EXERCISE REQUIREMENTS | Return all lines where the word "triangle" can be found.

--*--

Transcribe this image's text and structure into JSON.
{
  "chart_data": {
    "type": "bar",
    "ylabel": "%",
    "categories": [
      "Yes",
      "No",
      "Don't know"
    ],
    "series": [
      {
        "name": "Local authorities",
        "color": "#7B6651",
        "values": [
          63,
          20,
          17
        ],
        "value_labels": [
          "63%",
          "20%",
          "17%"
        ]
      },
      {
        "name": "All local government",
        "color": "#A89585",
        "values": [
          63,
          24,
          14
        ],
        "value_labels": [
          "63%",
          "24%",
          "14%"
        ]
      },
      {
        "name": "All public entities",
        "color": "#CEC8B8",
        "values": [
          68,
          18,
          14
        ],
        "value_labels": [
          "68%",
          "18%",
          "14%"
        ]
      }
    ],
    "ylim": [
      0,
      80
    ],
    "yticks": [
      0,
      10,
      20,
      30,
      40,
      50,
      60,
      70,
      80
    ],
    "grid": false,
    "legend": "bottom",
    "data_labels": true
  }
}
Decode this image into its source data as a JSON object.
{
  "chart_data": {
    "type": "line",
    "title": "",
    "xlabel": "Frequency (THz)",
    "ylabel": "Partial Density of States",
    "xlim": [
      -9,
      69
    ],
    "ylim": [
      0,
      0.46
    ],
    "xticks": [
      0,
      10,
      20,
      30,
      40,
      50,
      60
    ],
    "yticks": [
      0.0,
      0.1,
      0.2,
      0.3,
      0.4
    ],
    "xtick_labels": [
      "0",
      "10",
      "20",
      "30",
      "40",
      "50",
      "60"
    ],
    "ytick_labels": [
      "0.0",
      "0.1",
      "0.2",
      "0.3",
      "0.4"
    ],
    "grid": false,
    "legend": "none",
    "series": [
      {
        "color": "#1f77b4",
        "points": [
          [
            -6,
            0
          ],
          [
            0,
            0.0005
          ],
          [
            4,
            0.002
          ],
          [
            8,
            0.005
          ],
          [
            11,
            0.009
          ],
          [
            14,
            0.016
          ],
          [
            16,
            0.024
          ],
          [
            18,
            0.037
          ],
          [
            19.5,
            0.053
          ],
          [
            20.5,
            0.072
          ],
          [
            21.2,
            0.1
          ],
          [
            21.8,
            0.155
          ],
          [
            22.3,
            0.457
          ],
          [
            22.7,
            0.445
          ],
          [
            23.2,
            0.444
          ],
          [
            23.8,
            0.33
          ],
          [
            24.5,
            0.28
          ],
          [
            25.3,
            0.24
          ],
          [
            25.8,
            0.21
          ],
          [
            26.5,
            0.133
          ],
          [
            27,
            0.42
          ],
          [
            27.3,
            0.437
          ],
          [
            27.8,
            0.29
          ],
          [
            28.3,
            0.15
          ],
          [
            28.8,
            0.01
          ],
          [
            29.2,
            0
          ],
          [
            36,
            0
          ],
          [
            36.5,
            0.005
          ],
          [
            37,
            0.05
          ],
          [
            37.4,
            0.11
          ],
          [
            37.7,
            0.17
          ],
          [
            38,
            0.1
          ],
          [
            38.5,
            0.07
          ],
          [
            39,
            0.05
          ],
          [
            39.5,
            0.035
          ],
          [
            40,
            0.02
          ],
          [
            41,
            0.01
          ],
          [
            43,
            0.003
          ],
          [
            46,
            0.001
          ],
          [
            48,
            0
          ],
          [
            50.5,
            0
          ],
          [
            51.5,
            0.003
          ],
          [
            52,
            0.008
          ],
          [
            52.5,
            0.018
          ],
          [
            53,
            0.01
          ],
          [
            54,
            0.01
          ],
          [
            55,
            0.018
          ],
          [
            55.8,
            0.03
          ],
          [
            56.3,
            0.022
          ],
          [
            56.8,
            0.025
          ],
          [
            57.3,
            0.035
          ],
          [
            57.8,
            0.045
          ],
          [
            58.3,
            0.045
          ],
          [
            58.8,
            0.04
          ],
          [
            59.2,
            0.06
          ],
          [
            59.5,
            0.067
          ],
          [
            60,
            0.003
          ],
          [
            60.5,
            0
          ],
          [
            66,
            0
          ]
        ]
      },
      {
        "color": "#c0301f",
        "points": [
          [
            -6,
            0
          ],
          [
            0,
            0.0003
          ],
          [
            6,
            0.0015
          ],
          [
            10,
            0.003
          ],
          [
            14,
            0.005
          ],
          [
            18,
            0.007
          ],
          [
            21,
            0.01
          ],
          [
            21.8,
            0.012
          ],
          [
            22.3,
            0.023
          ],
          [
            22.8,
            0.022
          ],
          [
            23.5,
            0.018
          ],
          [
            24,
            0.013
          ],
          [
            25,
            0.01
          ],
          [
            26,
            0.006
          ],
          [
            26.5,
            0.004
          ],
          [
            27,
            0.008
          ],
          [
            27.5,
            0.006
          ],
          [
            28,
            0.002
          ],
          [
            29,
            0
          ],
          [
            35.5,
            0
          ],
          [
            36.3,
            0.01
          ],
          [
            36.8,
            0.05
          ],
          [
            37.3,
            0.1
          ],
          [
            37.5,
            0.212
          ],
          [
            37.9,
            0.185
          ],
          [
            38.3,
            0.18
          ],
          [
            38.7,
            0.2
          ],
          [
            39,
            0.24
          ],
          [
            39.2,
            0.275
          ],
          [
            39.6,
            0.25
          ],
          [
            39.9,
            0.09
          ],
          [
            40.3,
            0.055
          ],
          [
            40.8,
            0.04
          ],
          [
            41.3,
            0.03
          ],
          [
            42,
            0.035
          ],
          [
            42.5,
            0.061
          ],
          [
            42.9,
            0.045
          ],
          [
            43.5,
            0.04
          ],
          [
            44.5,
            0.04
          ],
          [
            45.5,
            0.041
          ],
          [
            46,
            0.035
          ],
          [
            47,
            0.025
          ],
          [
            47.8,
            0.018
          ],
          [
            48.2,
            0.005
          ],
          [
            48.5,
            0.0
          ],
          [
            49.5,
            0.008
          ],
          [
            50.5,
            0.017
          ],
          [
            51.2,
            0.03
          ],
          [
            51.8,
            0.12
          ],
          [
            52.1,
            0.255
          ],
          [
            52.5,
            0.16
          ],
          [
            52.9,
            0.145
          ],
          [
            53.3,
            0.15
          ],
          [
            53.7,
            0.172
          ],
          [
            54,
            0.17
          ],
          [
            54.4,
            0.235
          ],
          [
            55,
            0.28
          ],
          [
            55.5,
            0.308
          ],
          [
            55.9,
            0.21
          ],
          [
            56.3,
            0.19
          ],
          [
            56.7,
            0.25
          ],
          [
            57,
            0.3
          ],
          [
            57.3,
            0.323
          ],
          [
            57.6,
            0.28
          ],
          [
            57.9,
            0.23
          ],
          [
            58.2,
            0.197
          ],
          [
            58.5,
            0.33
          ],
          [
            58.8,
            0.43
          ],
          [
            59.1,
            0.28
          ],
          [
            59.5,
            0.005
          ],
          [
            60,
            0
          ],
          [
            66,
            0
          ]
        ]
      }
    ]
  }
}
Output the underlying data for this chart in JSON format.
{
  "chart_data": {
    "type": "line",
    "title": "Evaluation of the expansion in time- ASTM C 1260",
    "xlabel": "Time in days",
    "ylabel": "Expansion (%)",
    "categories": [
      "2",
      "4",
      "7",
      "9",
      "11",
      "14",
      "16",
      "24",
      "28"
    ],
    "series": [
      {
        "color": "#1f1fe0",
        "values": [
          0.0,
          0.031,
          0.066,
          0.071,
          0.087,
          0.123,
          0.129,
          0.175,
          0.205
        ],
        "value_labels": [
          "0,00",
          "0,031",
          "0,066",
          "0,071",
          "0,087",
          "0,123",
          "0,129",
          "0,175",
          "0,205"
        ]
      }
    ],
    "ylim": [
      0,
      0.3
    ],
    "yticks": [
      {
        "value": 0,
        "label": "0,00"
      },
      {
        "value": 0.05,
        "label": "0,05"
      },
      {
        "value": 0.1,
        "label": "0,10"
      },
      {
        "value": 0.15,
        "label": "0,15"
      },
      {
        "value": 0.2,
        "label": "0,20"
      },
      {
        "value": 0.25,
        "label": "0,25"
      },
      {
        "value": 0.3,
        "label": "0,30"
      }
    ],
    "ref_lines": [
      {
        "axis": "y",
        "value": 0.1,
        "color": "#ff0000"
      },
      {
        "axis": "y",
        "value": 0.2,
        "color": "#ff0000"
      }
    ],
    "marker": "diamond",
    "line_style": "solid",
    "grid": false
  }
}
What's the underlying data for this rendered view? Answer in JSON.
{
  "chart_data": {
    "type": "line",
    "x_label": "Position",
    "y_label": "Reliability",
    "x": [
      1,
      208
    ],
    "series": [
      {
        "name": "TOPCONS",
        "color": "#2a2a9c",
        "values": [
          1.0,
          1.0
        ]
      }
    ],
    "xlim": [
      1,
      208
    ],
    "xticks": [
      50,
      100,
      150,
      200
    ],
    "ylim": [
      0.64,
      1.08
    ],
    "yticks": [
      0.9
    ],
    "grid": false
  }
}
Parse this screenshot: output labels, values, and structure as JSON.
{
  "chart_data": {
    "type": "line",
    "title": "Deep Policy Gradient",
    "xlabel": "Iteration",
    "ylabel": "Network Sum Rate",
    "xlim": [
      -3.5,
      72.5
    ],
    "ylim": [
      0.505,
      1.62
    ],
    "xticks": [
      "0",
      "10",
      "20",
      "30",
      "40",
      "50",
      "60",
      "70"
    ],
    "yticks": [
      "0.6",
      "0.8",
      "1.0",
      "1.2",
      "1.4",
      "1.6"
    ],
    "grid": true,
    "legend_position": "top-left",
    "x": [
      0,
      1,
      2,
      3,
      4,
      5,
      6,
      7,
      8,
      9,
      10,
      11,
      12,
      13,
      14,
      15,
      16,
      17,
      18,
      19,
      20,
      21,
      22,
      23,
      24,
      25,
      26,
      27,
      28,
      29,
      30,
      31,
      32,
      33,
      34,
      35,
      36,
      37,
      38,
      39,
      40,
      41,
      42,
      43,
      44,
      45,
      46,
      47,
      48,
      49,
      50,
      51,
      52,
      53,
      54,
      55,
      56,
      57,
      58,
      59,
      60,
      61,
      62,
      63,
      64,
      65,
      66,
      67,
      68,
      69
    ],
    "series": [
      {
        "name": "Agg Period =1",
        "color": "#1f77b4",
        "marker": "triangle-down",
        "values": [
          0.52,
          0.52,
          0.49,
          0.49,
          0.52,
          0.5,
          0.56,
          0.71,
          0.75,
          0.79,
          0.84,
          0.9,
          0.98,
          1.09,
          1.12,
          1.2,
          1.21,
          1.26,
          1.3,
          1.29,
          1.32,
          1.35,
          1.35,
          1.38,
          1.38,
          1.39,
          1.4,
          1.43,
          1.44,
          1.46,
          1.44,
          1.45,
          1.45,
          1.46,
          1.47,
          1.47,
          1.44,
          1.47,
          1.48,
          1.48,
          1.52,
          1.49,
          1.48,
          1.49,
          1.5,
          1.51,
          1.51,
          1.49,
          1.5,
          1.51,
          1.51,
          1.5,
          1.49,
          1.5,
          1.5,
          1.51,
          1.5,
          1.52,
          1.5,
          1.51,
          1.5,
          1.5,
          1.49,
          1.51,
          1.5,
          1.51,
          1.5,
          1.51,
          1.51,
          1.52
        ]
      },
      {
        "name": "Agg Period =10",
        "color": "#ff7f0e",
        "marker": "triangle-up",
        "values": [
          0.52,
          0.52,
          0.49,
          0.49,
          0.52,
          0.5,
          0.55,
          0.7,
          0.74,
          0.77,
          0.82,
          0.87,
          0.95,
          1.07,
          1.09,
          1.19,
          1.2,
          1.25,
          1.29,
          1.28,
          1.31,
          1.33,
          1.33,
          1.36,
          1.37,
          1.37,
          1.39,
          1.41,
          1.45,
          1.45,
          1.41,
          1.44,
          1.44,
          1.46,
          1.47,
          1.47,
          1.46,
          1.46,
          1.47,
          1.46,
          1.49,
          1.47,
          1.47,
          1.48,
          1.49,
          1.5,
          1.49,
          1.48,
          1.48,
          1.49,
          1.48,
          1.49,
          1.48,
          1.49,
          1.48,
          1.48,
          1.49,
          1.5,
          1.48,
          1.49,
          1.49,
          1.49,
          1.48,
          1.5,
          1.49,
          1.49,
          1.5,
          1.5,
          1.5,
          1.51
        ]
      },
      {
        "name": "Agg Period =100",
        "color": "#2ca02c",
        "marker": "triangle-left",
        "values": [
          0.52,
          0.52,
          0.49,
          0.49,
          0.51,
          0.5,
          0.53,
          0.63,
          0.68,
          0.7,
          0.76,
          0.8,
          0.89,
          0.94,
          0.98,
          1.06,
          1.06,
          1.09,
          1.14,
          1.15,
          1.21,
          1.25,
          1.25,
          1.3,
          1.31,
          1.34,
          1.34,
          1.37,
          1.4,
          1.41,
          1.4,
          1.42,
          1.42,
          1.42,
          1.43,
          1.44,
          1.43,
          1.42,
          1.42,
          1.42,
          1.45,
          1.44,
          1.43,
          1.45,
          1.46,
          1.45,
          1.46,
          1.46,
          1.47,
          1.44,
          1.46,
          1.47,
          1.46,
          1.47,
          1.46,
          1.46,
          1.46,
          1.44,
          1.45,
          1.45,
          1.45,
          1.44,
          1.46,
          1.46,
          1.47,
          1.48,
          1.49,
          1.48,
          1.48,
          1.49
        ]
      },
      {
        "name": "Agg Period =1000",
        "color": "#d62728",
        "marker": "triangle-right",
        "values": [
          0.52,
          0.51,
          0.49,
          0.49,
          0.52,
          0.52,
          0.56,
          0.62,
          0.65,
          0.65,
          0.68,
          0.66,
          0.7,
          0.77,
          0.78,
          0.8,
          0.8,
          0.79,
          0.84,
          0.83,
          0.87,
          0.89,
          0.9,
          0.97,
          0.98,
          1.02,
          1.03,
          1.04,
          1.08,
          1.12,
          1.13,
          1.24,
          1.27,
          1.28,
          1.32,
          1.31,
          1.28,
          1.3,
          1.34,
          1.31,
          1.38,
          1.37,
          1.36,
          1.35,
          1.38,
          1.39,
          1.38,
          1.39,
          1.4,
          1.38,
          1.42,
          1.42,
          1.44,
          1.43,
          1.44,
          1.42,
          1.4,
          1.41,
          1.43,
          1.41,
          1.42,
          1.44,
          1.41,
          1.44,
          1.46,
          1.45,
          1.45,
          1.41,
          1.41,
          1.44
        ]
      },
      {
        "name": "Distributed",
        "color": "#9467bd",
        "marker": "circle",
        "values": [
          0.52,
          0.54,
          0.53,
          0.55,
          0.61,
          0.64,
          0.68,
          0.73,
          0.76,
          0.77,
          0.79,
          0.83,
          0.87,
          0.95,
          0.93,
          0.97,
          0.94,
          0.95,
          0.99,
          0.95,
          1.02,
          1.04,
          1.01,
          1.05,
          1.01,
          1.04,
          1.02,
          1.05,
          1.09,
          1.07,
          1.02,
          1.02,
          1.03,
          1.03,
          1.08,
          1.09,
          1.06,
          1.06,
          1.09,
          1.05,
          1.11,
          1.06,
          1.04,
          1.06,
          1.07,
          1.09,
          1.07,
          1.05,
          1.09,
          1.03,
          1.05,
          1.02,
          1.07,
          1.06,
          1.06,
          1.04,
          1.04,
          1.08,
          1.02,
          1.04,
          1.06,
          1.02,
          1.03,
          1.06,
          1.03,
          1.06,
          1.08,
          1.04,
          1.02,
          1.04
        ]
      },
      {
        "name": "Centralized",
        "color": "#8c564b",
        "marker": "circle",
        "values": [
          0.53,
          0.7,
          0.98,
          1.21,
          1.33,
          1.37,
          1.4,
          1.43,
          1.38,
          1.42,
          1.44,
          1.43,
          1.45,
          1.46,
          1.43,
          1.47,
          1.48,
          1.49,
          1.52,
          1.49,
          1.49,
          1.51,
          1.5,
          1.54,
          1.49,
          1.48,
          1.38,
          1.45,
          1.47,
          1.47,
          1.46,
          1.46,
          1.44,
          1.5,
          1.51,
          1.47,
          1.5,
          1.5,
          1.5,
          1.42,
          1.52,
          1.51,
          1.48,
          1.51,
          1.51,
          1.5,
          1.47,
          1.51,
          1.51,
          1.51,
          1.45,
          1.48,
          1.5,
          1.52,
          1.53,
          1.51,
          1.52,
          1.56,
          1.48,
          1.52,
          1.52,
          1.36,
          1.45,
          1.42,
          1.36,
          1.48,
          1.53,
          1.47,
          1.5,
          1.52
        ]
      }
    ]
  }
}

--*--

RESPONSE |
        "marker": "triangle-down",
        "marker": "triangle-up",
        "marker": "triangle-left",
        "marker": "triangle-right",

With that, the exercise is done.